======== Given information ========

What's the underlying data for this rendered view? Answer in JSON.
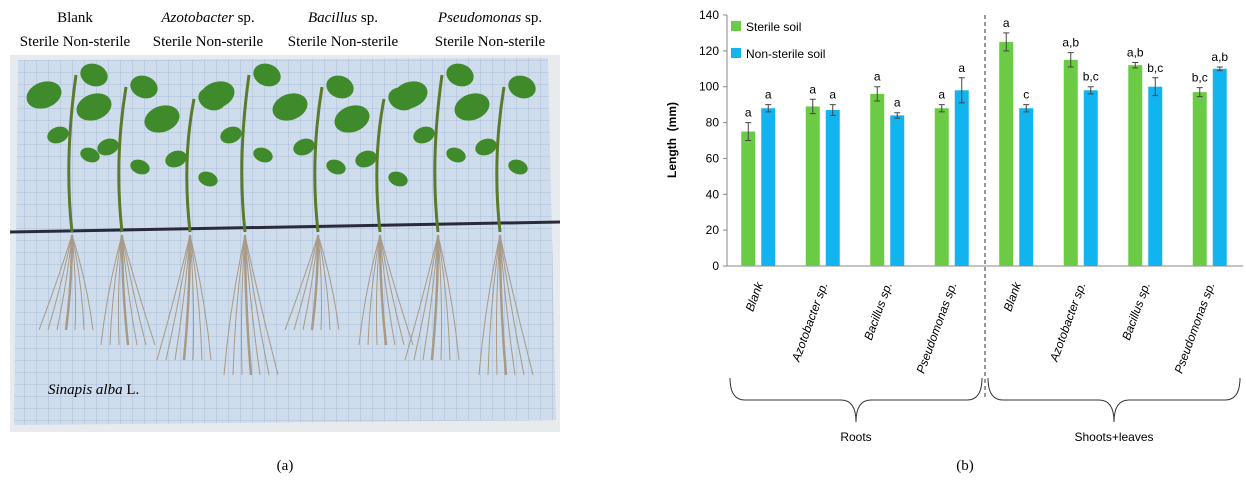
{
  "panel_a": {
    "headers": [
      {
        "genus": "Blank"
      },
      {
        "genus": "Azotobacter",
        "suffix": "sp."
      },
      {
        "genus": "Bacillus",
        "suffix": "sp."
      },
      {
        "genus": "Pseudomonas",
        "suffix": "sp."
      }
    ],
    "sublabels": [
      "Sterile Non-sterile",
      "Sterile Non-sterile",
      "Sterile Non-sterile",
      "Sterile Non-sterile"
    ],
    "species": {
      "name": "Sinapis alba",
      "author": "L."
    }
  },
  "captions": [
    "(a)",
    "(b)"
  ],
  "chart_data": {
    "type": "bar",
    "y_label": "Length  (mm)",
    "categories": [
      "Blank",
      "Azotobacter sp.",
      "Bacillus sp.",
      "Pseudomonas sp.",
      "Blank",
      "Azotobacter sp.",
      "Bacillus sp.",
      "Pseudomonas sp."
    ],
    "groups": [
      "Roots",
      "Shoots+leaves"
    ],
    "series": [
      {
        "name": "Sterile soil",
        "color": "#6ccb45",
        "values": [
          75,
          89,
          96,
          88,
          125,
          115,
          112,
          97
        ],
        "errors": [
          5,
          4,
          4,
          2,
          5,
          4,
          1.5,
          2.5
        ],
        "letters": [
          "a",
          "a",
          "a",
          "a",
          "a",
          "a,b",
          "a,b",
          "b,c"
        ]
      },
      {
        "name": "Non-sterile soil",
        "color": "#12b4ef",
        "values": [
          88,
          87,
          84,
          98,
          88,
          98,
          100,
          110
        ],
        "errors": [
          2,
          3,
          1.5,
          7,
          2,
          2,
          5,
          1
        ],
        "letters": [
          "a",
          "a",
          "a",
          "a",
          "c",
          "b,c",
          "b,c",
          "a,b"
        ]
      }
    ],
    "ylim": [
      0,
      140
    ],
    "yticks": [
      0,
      20,
      40,
      60,
      80,
      100,
      120,
      140
    ],
    "legend": "upper left"
  }
}
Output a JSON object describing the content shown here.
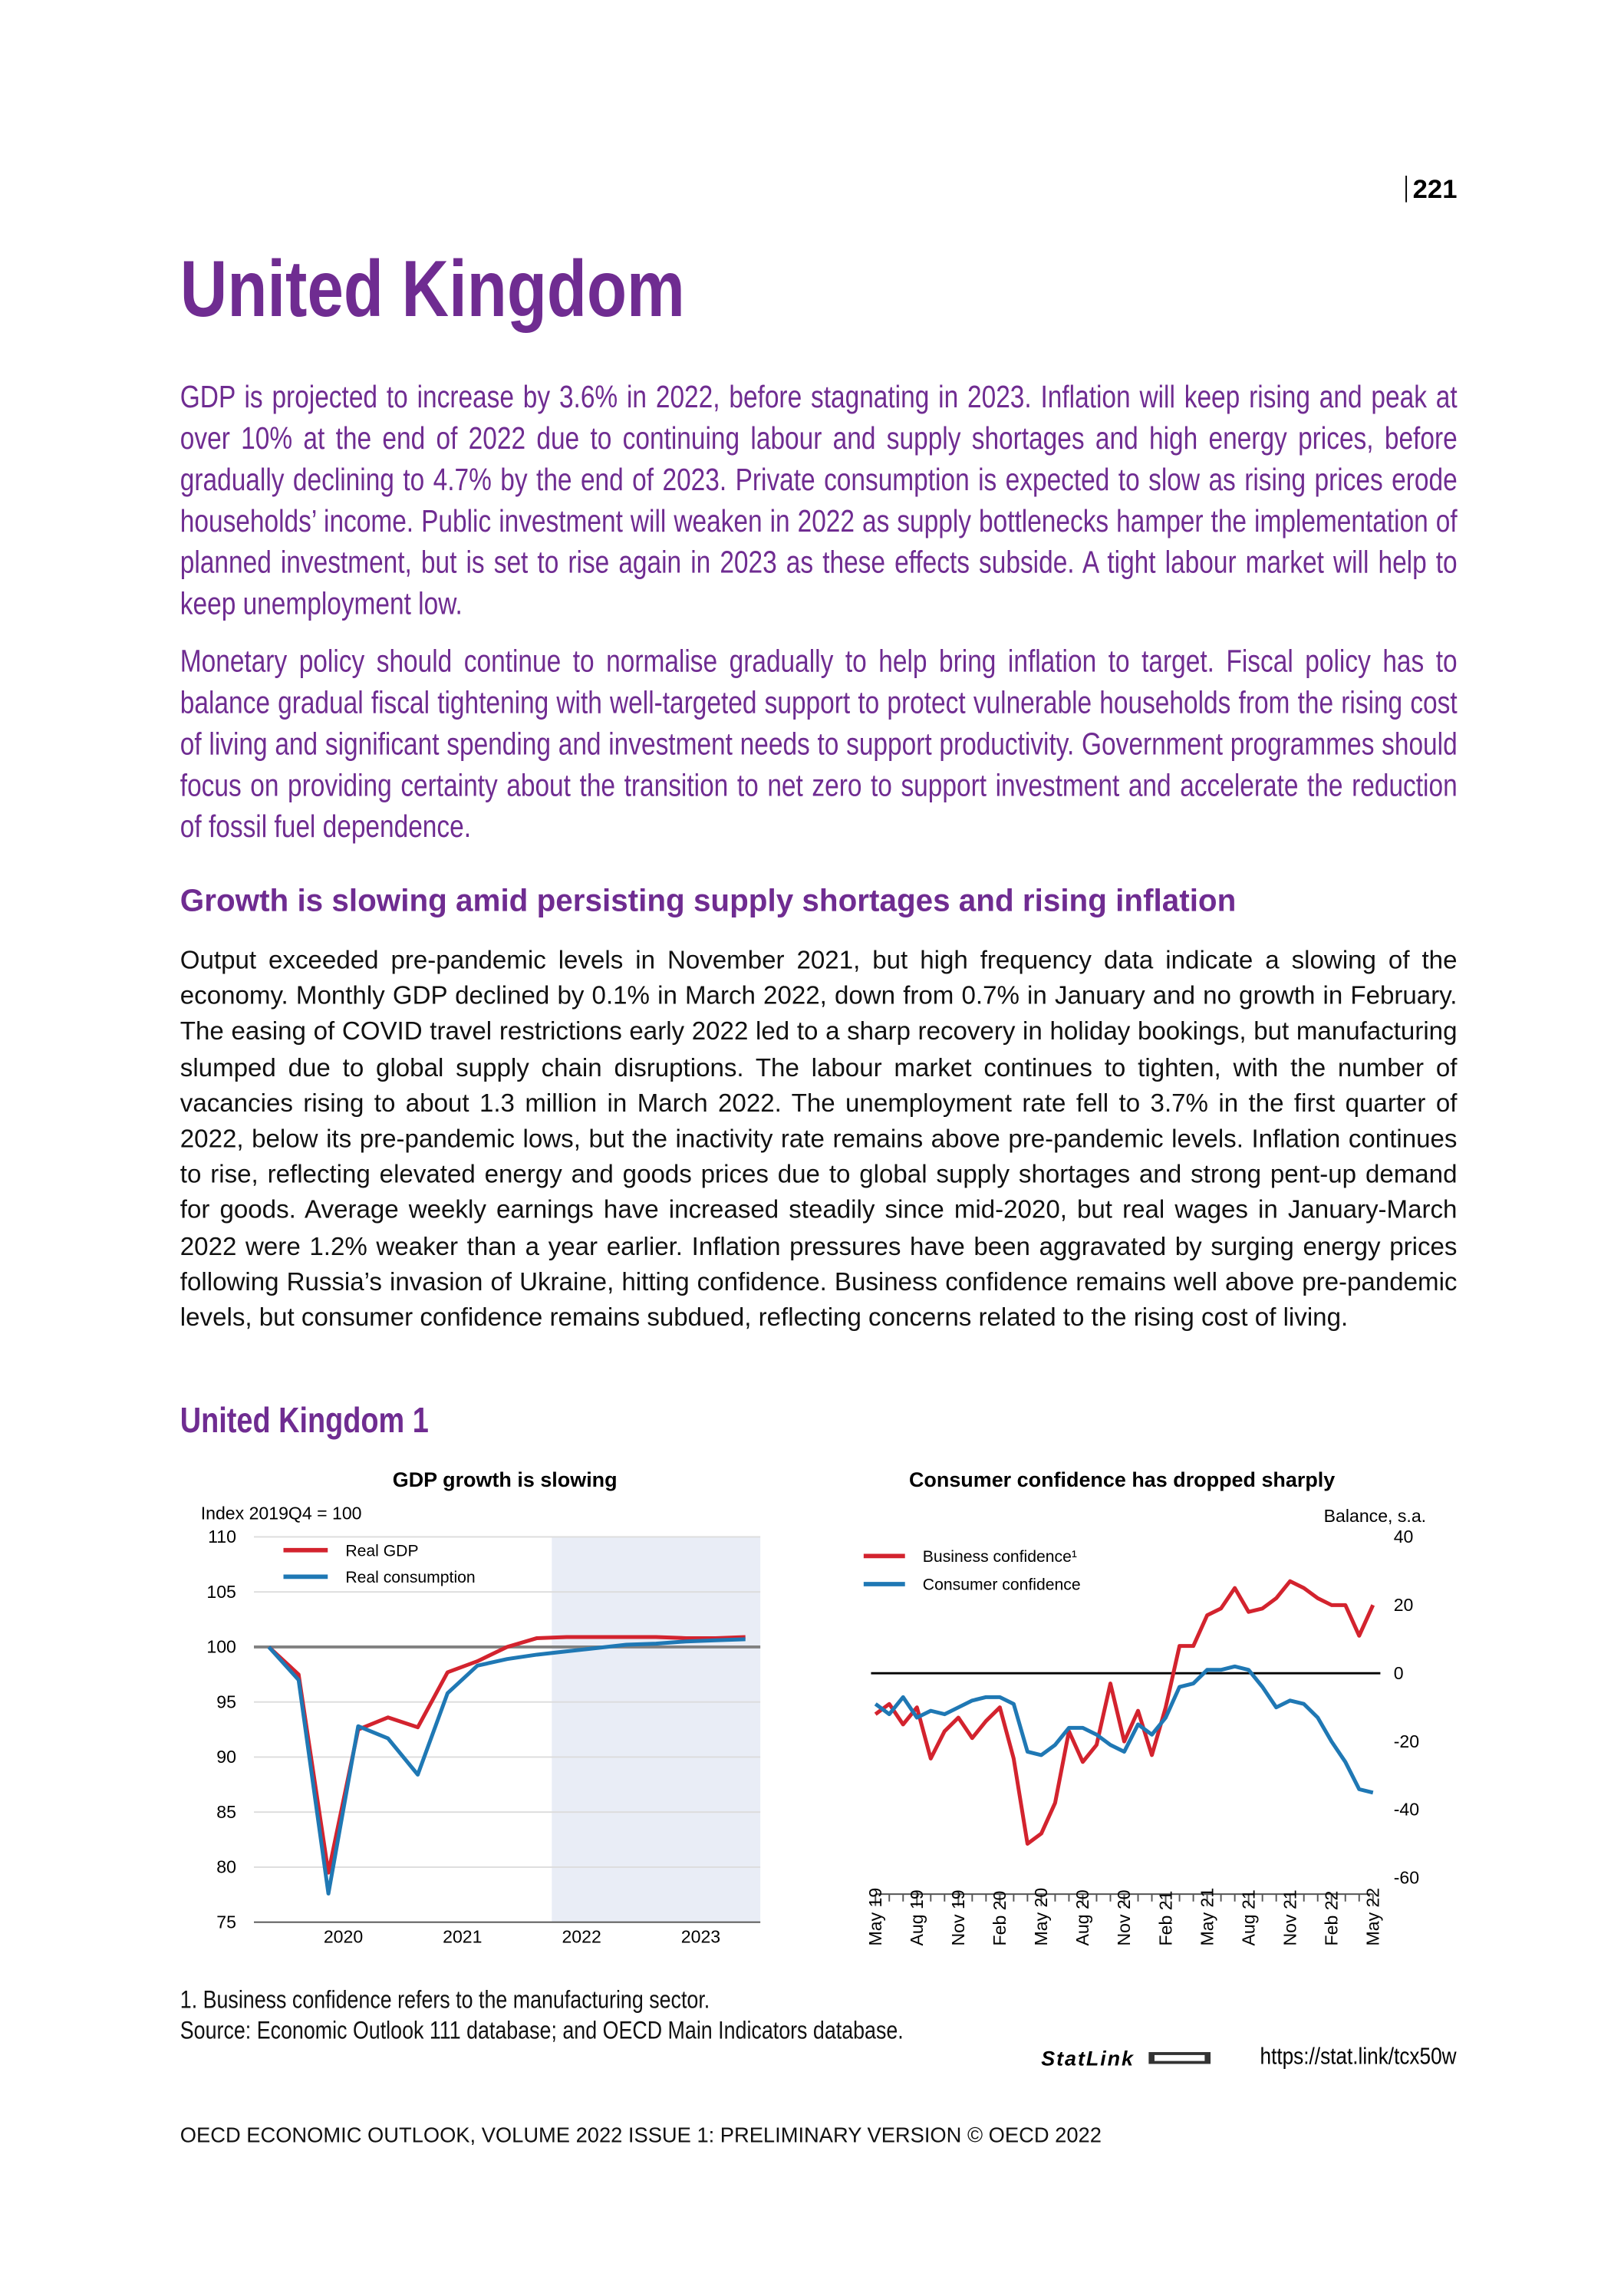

========

Task objective:
Filter lines by "soil" and return each hit.

Correct response:
        "name": "Sterile soil",
        "name": "Non-sterile soil",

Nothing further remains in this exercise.